▸ **Exercise materials**:
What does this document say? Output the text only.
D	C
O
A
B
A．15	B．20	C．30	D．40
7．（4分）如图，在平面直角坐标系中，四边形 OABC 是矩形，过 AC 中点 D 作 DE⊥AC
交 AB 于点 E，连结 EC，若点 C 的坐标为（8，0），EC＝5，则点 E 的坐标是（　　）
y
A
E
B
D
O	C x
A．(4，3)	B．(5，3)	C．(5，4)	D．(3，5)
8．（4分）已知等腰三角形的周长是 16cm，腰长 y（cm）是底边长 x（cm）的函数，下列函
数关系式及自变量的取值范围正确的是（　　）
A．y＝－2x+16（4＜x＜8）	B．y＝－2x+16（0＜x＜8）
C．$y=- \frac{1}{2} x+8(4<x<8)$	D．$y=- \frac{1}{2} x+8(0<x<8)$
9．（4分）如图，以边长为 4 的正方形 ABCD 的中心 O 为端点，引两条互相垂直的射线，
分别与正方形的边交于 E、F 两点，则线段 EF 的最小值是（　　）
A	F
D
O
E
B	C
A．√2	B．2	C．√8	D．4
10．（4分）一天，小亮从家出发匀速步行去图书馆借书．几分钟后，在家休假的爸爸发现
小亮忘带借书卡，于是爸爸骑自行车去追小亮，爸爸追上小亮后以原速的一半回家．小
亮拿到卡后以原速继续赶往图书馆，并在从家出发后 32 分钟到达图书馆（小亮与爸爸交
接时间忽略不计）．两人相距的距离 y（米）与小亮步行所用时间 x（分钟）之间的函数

▸ **Directions**:
Return the full listing, character for character.

▸ **Result**:
What does this document say? Output the text only.
D	C
O
A
B
A．15	B．20	C．30	D．40
7．（4分）如图，在平面直角坐标系中，四边形 OABC 是矩形，过 AC 中点 D 作 DE⊥AC
交 AB 于点 E，连结 EC，若点 C 的坐标为（8，0），EC＝5，则点 E 的坐标是（　　）
y
A
E
B
D
O	C x
A．(4，3)	B．(5，3)	C．(5，4)	D．(3，5)
8．（4分）已知等腰三角形的周长是 16cm，腰长 y（cm）是底边长 x（cm）的函数，下列函
数关系式及自变量的取值范围正确的是（　　）
A．y＝－2x+16（4＜x＜8）	B．y＝－2x+16（0＜x＜8）
C．$y=- \frac{1}{2} x+8(4<x<8)$	D．$y=- \frac{1}{2} x+8(0<x<8)$
9．（4分）如图，以边长为 4 的正方形 ABCD 的中心 O 为端点，引两条互相垂直的射线，
分别与正方形的边交于 E、F 两点，则线段 EF 的最小值是（　　）
A	F
D
O
E
B	C
A．√2	B．2	C．√8	D．4
10．（4分）一天，小亮从家出发匀速步行去图书馆借书．几分钟后，在家休假的爸爸发现
小亮忘带借书卡，于是爸爸骑自行车去追小亮，爸爸追上小亮后以原速的一半回家．小
亮拿到卡后以原速继续赶往图书馆，并在从家出发后 32 分钟到达图书馆（小亮与爸爸交
接时间忽略不计）．两人相距的距离 y（米）与小亮步行所用时间 x（分钟）之间的函数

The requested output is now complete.